REQUEST →
Will you give every entry again exactly as it stands?

(Extracts from a graphics dataset)
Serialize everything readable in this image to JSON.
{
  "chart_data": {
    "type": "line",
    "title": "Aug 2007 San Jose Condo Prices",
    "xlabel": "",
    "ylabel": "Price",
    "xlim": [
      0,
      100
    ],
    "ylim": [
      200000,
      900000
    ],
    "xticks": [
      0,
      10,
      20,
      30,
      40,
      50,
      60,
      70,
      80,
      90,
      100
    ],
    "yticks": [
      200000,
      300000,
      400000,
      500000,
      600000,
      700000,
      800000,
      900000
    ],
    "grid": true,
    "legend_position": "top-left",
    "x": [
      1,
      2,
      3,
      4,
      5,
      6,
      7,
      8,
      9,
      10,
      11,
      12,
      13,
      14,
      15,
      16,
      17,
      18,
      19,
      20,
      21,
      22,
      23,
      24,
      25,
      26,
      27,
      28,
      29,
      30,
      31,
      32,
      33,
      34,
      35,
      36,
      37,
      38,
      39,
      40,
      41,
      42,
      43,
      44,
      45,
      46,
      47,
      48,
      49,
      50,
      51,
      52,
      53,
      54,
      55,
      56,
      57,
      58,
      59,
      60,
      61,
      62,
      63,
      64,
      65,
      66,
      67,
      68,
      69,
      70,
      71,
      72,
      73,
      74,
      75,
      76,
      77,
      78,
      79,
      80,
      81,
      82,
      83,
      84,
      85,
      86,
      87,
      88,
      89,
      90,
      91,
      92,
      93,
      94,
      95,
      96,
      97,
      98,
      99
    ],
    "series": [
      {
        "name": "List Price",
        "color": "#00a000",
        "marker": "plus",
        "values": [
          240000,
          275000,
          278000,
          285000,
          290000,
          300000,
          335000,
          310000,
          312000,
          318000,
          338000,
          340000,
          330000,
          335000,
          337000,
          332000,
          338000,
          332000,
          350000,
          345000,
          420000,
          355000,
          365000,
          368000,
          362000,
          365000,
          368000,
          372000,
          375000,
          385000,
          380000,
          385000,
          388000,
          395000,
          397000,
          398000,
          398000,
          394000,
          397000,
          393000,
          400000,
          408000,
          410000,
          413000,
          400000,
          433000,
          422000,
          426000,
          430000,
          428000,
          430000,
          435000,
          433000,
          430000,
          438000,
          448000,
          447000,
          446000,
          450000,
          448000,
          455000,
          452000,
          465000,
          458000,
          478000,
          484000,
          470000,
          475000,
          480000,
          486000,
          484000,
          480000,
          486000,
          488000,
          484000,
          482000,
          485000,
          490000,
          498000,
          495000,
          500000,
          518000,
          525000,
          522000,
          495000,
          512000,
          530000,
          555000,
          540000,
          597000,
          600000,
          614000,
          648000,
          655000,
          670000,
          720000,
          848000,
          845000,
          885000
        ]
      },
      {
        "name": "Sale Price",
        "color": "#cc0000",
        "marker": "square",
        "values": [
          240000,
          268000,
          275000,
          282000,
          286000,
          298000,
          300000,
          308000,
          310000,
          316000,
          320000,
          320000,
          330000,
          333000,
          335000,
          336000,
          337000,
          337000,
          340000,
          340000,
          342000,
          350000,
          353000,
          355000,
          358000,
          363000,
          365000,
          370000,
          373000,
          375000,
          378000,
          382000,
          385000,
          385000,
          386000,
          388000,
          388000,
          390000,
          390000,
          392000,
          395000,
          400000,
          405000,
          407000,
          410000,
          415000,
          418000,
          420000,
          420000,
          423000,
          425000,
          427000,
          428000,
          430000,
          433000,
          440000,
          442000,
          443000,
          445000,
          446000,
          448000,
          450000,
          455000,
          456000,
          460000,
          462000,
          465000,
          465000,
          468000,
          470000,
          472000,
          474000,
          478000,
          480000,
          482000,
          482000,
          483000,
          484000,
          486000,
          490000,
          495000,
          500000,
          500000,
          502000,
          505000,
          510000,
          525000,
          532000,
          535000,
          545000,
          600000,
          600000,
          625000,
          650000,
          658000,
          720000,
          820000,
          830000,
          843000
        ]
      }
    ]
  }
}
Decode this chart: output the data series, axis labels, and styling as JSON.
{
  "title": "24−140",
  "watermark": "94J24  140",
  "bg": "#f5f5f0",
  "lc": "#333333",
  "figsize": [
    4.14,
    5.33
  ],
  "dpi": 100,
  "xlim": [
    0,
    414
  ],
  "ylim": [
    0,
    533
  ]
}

REPLY TO THE EXERCISE →
Serialize everything readable in this image to JSON.
{
  "chart_data": {
    "type": "line",
    "title": "Aug 2007 San Jose Condo Prices",
    "xlabel": "",
    "ylabel": "Price",
    "xlim": [
      0,
      100
    ],
    "ylim": [
      200000,
      900000
    ],
    "xticks": [
      0,
      10,
      20,
      30,
      40,
      50,
      60,
      70,
      80,
      90,
      100
    ],
    "yticks": [
      200000,
      300000,
      400000,
      500000,
      600000,
      700000,
      800000,
      900000
    ],
    "grid": true,
    "legend_position": "top-left",
    "x": [
      1,
      2,
      3,
      4,
      5,
      6,
      7,
      8,
      9,
      10,
      11,
      12,
      13,
      14,
      15,
      16,
      17,
      18,
      19,
      20,
      21,
      22,
      23,
      24,
      25,
      26,
      27,
      28,
      29,
      30,
      31,
      32,
      33,
      34,
      35,
      36,
      37,
      38,
      39,
      40,
      41,
      42,
      43,
      44,
      45,
      46,
      47,
      48,
      49,
      50,
      51,
      52,
      53,
      54,
      55,
      56,
      57,
      58,
      59,
      60,
      61,
      62,
      63,
      64,
      65,
      66,
      67,
      68,
      69,
      70,
      71,
      72,
      73,
      74,
      75,
      76,
      77,
      78,
      79,
      80,
      81,
      82,
      83,
      84,
      85,
      86,
      87,
      88,
      89,
      90,
      91,
      92,
      93,
      94,
      95,
      96,
      97,
      98,
      99
    ],
    "series": [
      {
        "name": "List Price",
        "color": "#00a000",
        "marker": "plus",
        "values": [
          240000,
          275000,
          278000,
          285000,
          290000,
          300000,
          335000,
          310000,
          312000,
          318000,
          338000,
          340000,
          330000,
          335000,
          337000,
          332000,
          338000,
          332000,
          350000,
          345000,
          420000,
          355000,
          365000,
          368000,
          362000,
          365000,
          368000,
          372000,
          375000,
          385000,
          380000,
          385000,
          388000,
          395000,
          397000,
          398000,
          398000,
          394000,
          397000,
          393000,
          400000,
          408000,
          410000,
          413000,
          400000,
          433000,
          422000,
          426000,
          430000,
          428000,
          430000,
          435000,
          433000,
          430000,
          438000,
          448000,
          447000,
          446000,
          450000,
          448000,
          455000,
          452000,
          465000,
          458000,
          478000,
          484000,
          470000,
          475000,
          480000,
          486000,
          484000,
          480000,
          486000,
          488000,
          484000,
          482000,
          485000,
          490000,
          498000,
          495000,
          500000,
          518000,
          525000,
          522000,
          495000,
          512000,
          530000,
          555000,
          540000,
          597000,
          600000,
          614000,
          648000,
          655000,
          670000,
          720000,
          848000,
          845000,
          885000
        ]
      },
      {
        "name": "Sale Price",
        "color": "#cc0000",
        "marker": "square",
        "values": [
          240000,
          268000,
          275000,
          282000,
          286000,
          298000,
          300000,
          308000,
          310000,
          316000,
          320000,
          320000,
          330000,
          333000,
          335000,
          336000,
          337000,
          337000,
          340000,
          340000,
          342000,
          350000,
          353000,
          355000,
          358000,
          363000,
          365000,
          370000,
          373000,
          375000,
          378000,
          382000,
          385000,
          385000,
          386000,
          388000,
          388000,
          390000,
          390000,
          392000,
          395000,
          400000,
          405000,
          407000,
          410000,
          415000,
          418000,
          420000,
          420000,
          423000,
          425000,
          427000,
          428000,
          430000,
          433000,
          440000,
          442000,
          443000,
          445000,
          446000,
          448000,
          450000,
          455000,
          456000,
          460000,
          462000,
          465000,
          465000,
          468000,
          470000,
          472000,
          474000,
          478000,
          480000,
          482000,
          482000,
          483000,
          484000,
          486000,
          490000,
          495000,
          500000,
          500000,
          502000,
          505000,
          510000,
          525000,
          532000,
          535000,
          545000,
          600000,
          600000,
          625000,
          650000,
          658000,
          720000,
          820000,
          830000,
          843000
        ]
      }
    ]
  }
}
Decode this chart: output the data series, axis labels, and styling as JSON.
{
  "title": "24−140",
  "watermark": "94J24  140",
  "bg": "#f5f5f0",
  "lc": "#333333",
  "figsize": [
    4.14,
    5.33
  ],
  "dpi": 100,
  "xlim": [
    0,
    414
  ],
  "ylim": [
    0,
    533
  ]
}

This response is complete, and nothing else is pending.